* Start *

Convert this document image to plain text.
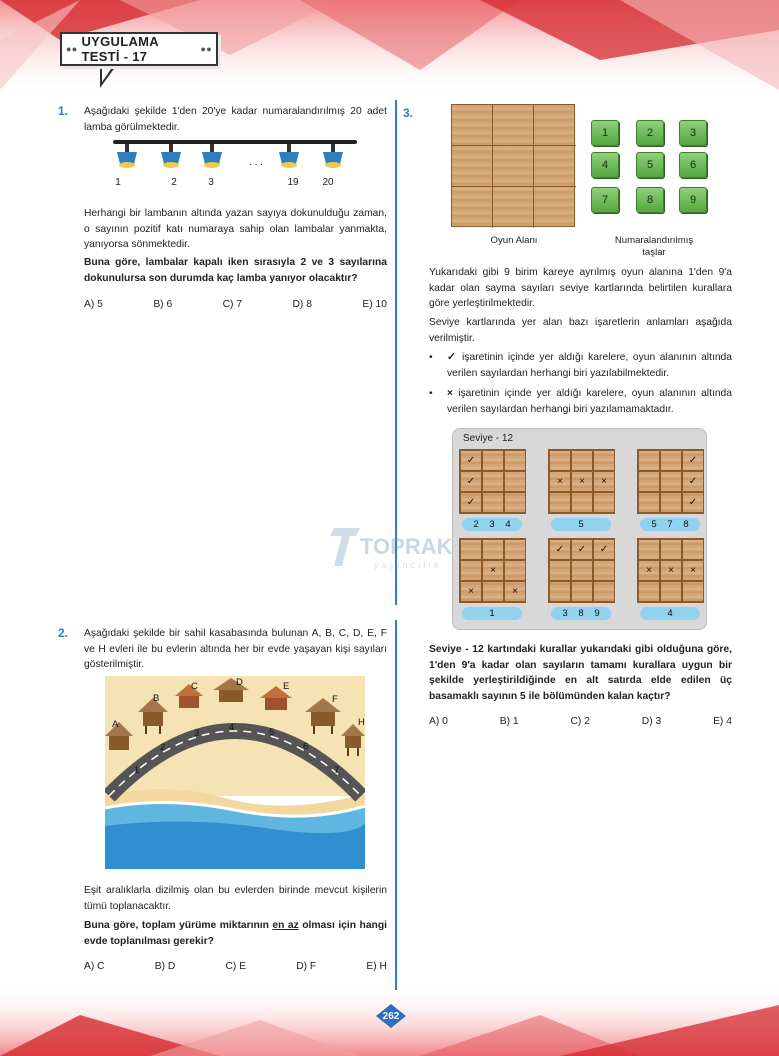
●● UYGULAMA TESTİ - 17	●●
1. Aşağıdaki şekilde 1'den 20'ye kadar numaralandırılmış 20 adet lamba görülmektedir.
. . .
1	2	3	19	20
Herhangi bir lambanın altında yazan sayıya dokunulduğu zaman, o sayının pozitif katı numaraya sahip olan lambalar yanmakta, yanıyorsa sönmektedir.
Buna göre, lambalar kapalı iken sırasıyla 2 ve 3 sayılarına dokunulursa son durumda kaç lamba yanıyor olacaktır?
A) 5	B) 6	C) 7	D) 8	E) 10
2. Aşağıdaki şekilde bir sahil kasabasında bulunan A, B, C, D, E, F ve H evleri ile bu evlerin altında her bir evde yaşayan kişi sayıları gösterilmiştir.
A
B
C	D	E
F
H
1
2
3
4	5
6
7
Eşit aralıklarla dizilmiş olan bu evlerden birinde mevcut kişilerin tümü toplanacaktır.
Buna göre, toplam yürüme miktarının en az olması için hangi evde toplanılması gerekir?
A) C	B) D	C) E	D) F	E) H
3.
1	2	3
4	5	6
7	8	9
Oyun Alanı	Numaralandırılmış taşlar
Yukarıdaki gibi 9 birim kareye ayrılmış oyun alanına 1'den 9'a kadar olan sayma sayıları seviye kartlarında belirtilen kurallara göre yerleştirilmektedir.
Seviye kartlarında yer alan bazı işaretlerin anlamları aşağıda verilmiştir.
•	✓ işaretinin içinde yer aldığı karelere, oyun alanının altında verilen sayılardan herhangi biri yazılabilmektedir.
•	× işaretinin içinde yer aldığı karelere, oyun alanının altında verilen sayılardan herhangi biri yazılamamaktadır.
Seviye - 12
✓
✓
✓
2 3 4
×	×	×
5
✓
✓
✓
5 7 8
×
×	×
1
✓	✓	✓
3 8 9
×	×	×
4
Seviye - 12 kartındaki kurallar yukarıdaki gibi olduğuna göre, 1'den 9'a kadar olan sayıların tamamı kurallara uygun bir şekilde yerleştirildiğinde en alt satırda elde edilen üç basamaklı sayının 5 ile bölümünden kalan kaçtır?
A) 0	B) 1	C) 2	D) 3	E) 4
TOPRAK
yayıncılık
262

* End *
* Start *

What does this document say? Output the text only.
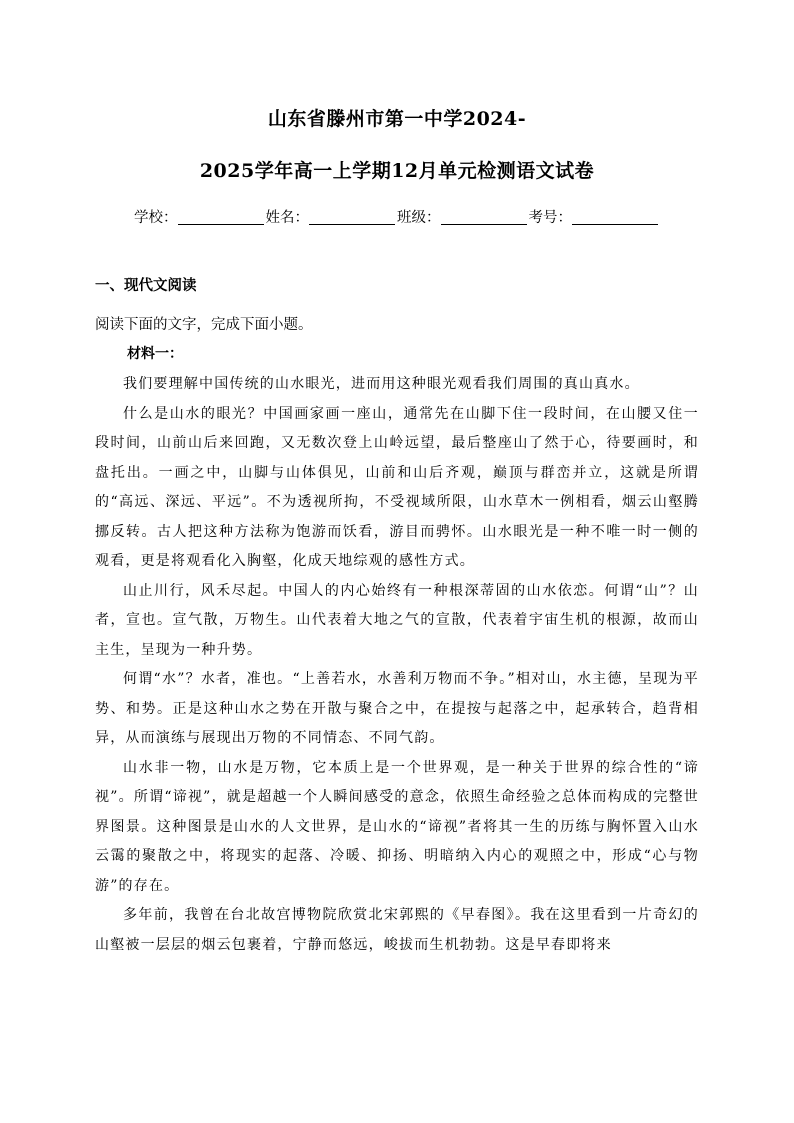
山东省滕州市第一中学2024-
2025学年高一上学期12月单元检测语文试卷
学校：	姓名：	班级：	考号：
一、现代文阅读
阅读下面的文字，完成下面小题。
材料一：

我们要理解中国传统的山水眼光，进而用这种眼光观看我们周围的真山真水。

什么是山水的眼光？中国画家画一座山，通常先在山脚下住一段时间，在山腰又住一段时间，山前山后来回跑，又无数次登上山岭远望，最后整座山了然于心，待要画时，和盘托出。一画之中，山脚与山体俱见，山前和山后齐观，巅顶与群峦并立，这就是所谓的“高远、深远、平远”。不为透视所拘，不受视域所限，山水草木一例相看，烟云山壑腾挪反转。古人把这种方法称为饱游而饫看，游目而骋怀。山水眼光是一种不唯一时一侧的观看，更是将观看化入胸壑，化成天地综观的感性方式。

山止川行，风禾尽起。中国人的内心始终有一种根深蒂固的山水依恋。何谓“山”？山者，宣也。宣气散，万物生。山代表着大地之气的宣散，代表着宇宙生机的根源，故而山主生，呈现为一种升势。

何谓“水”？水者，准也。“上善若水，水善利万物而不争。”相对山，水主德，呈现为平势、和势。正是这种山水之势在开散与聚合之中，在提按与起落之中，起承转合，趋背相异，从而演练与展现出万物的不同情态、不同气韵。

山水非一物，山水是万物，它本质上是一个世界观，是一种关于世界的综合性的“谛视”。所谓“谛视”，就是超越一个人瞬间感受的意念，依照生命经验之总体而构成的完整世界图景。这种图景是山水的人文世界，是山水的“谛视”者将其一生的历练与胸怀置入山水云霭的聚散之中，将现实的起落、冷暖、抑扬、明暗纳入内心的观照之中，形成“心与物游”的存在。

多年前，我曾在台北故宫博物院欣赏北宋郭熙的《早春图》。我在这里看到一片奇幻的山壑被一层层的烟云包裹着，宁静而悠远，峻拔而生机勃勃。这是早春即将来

* End *

#### INSTRUCTIONS TO FOLLOW:
From the records given above, copy all lines containing "document".

#### RESPONSE TO THE EXERCISE:
Convert this document image to plain text.
What does this document say? Output the text only.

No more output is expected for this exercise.